EXERCISE:
Write out the data below in full, unchanged, minus the images.

-- begin DATA SUPPLIED --

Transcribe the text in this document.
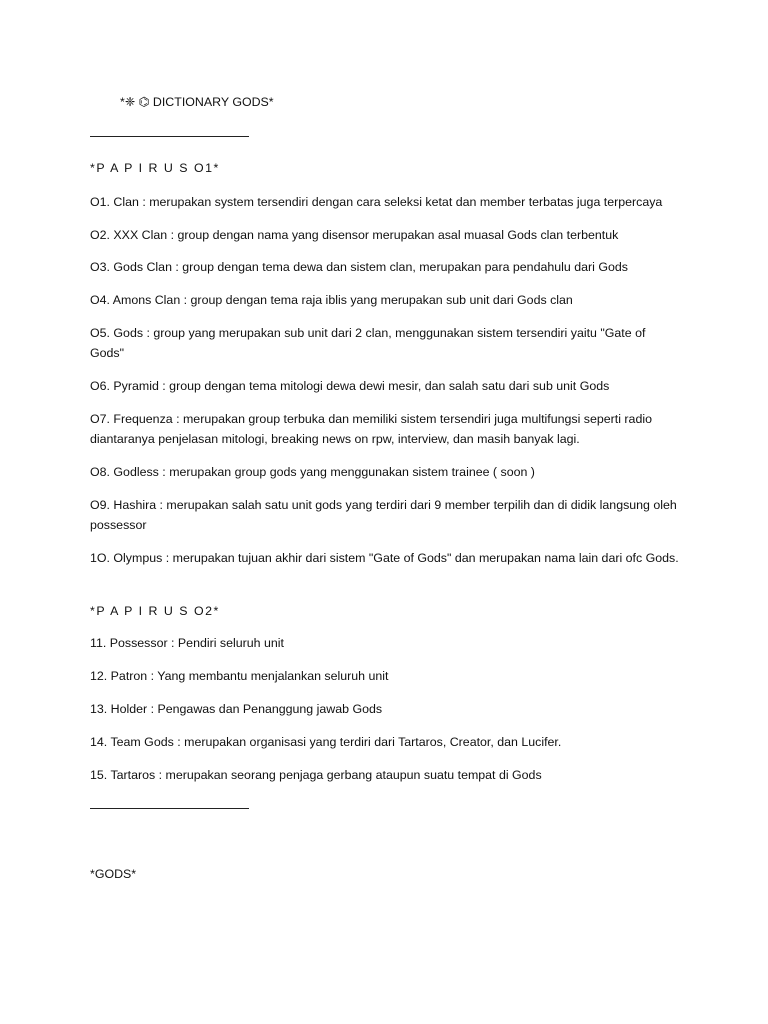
*❈ ⌬ DICTIONARY GODS*
*P A P I R U S O1*
O1. Clan : merupakan system tersendiri dengan cara seleksi ketat dan member terbatas juga terpercaya
O2. XXX Clan : group dengan nama yang disensor merupakan asal muasal Gods clan terbentuk
O3. Gods Clan : group dengan tema dewa dan sistem clan, merupakan para pendahulu dari Gods
O4. Amons Clan : group dengan tema raja iblis yang merupakan sub unit dari Gods clan
O5. Gods : group yang merupakan sub unit dari 2 clan, menggunakan sistem tersendiri yaitu "Gate of Gods"
O6. Pyramid : group dengan tema mitologi dewa dewi mesir, dan salah satu dari sub unit Gods
O7. Frequenza : merupakan group terbuka dan memiliki sistem tersendiri juga multifungsi seperti radio diantaranya penjelasan mitologi, breaking news on rpw, interview, dan masih banyak lagi.
O8. Godless : merupakan group gods yang menggunakan sistem trainee ( soon )
O9. Hashira : merupakan salah satu unit gods yang terdiri dari 9 member terpilih dan di didik langsung oleh possessor
1O. Olympus : merupakan tujuan akhir dari sistem "Gate of Gods" dan merupakan nama lain dari ofc Gods.
*P A P I R U S O2*
11. Possessor : Pendiri seluruh unit
12. Patron : Yang membantu menjalankan seluruh unit
13. Holder : Pengawas dan Penanggung jawab Gods
14. Team Gods : merupakan organisasi yang terdiri dari Tartaros, Creator, dan Lucifer.
15. Tartaros : merupakan seorang penjaga gerbang ataupun suatu tempat di Gods
*GODS*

-- end DATA SUPPLIED --

SOLUTION TO THIS PROBLEM:
Transcribe the text in this document.
*❈ ⌬ DICTIONARY GODS*
*P A P I R U S O1*
O1. Clan : merupakan system tersendiri dengan cara seleksi ketat dan member terbatas juga terpercaya
O2. XXX Clan : group dengan nama yang disensor merupakan asal muasal Gods clan terbentuk
O3. Gods Clan : group dengan tema dewa dan sistem clan, merupakan para pendahulu dari Gods
O4. Amons Clan : group dengan tema raja iblis yang merupakan sub unit dari Gods clan
O5. Gods : group yang merupakan sub unit dari 2 clan, menggunakan sistem tersendiri yaitu "Gate of Gods"
O6. Pyramid : group dengan tema mitologi dewa dewi mesir, dan salah satu dari sub unit Gods
O7. Frequenza : merupakan group terbuka dan memiliki sistem tersendiri juga multifungsi seperti radio diantaranya penjelasan mitologi, breaking news on rpw, interview, dan masih banyak lagi.
O8. Godless : merupakan group gods yang menggunakan sistem trainee ( soon )
O9. Hashira : merupakan salah satu unit gods yang terdiri dari 9 member terpilih dan di didik langsung oleh possessor
1O. Olympus : merupakan tujuan akhir dari sistem "Gate of Gods" dan merupakan nama lain dari ofc Gods.
*P A P I R U S O2*
11. Possessor : Pendiri seluruh unit
12. Patron : Yang membantu menjalankan seluruh unit
13. Holder : Pengawas dan Penanggung jawab Gods
14. Team Gods : merupakan organisasi yang terdiri dari Tartaros, Creator, dan Lucifer.
15. Tartaros : merupakan seorang penjaga gerbang ataupun suatu tempat di Gods
*GODS*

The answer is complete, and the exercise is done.